• **To be done**
Send each entry back exactly as given, pictures excluded.

----

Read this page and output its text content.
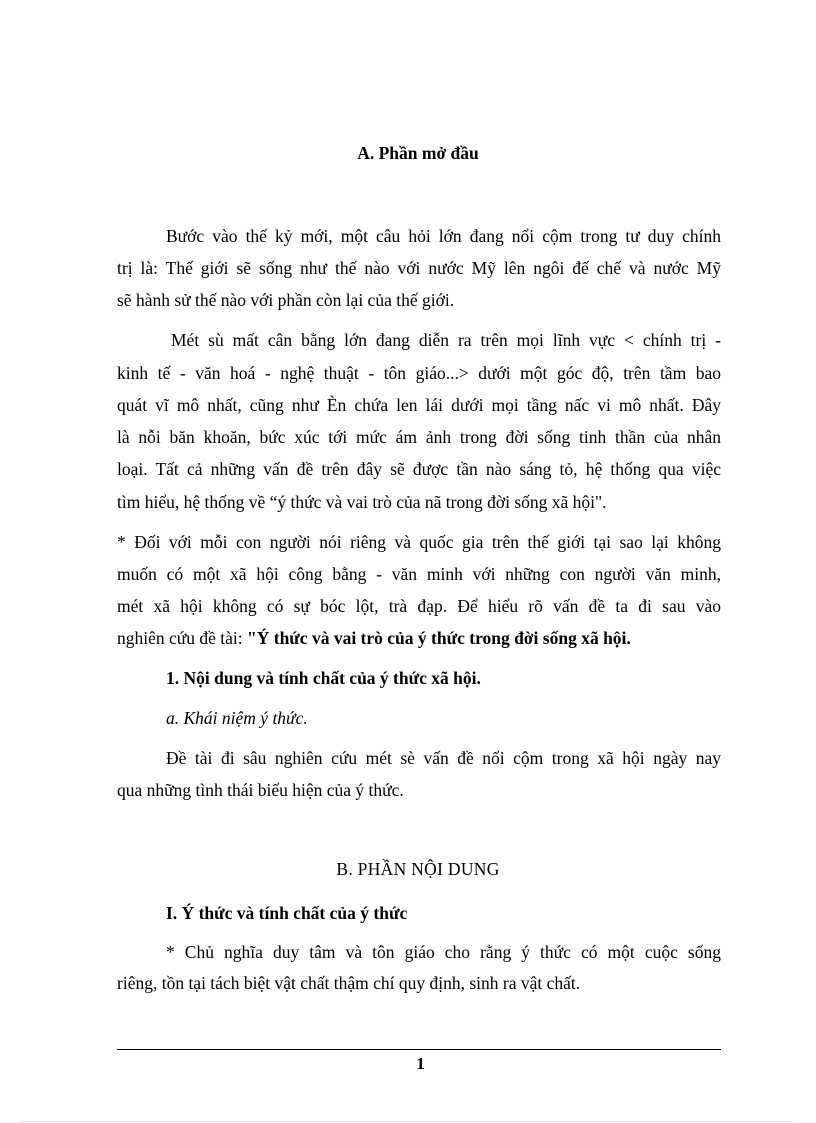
A. Phần mở đầu
Bước vào thế kỷ mới, một câu hỏi lớn đang nổi cộm trong tư duy chính
trị là: Thế giới sẽ sống như thế nào với nước Mỹ lên ngôi đế chế và nước Mỹ
sẽ hành sử thế nào với phần còn lại của thế giới.
Mét sù mất cân bằng lớn đang diễn ra trên mọi lĩnh vực < chính trị -
kinh tế - văn hoá - nghệ thuật - tôn giáo...> dưới một góc độ, trên tầm bao
quát vĩ mô nhất, cũng như Èn chứa len lái dưới mọi tầng nấc vi mô nhất. Đây
là nỗi băn khoăn, bức xúc tới mức ám ảnh trong đời sống tinh thần của nhân
loại. Tất cả những vấn đề trên đây sẽ được tần nào sáng tỏ, hệ thống qua việc
tìm hiểu, hệ thống về “ý thức và vai trò của nã trong đời sống xã hội".
* Đối với mỗi con người nói riêng và quốc gia trên thế giới tại sao lại không
muốn có một xã hội công bằng - văn minh với những con người văn minh,
mét xã hội không có sự bóc lột, trà đạp. Để hiểu rõ vấn đề ta đi sau vào
nghiên cứu đề tài: "Ý thức và vai trò của ý thức trong đời sống xã hội.
1. Nội dung và tính chất của ý thức xã hội.
a. Khái niệm ý thức.
Đề tài đi sâu nghiên cứu mét sè vấn đề nổi cộm trong xã hội ngày nay
qua những tình thái biểu hiện của ý thức.
B. PHẦN NỘI DUNG
I. Ý thức và tính chất của ý thức
* Chủ nghĩa duy tâm và tôn giáo cho rằng ý thức có một cuộc sống
riêng, tồn tại tách biệt vật chất thậm chí quy định, sinh ra vật chất.
1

----

• **The answer**
Read this page and output its text content.
A. Phần mở đầu
Bước vào thế kỷ mới, một câu hỏi lớn đang nổi cộm trong tư duy chính
trị là: Thế giới sẽ sống như thế nào với nước Mỹ lên ngôi đế chế và nước Mỹ
sẽ hành sử thế nào với phần còn lại của thế giới.
Mét sù mất cân bằng lớn đang diễn ra trên mọi lĩnh vực < chính trị -
kinh tế - văn hoá - nghệ thuật - tôn giáo...> dưới một góc độ, trên tầm bao
quát vĩ mô nhất, cũng như Èn chứa len lái dưới mọi tầng nấc vi mô nhất. Đây
là nỗi băn khoăn, bức xúc tới mức ám ảnh trong đời sống tinh thần của nhân
loại. Tất cả những vấn đề trên đây sẽ được tần nào sáng tỏ, hệ thống qua việc
tìm hiểu, hệ thống về “ý thức và vai trò của nã trong đời sống xã hội".
* Đối với mỗi con người nói riêng và quốc gia trên thế giới tại sao lại không
muốn có một xã hội công bằng - văn minh với những con người văn minh,
mét xã hội không có sự bóc lột, trà đạp. Để hiểu rõ vấn đề ta đi sau vào
nghiên cứu đề tài: "Ý thức và vai trò của ý thức trong đời sống xã hội.
1. Nội dung và tính chất của ý thức xã hội.
a. Khái niệm ý thức.
Đề tài đi sâu nghiên cứu mét sè vấn đề nổi cộm trong xã hội ngày nay
qua những tình thái biểu hiện của ý thức.
B. PHẦN NỘI DUNG
I. Ý thức và tính chất của ý thức
* Chủ nghĩa duy tâm và tôn giáo cho rằng ý thức có một cuộc sống
riêng, tồn tại tách biệt vật chất thậm chí quy định, sinh ra vật chất.
1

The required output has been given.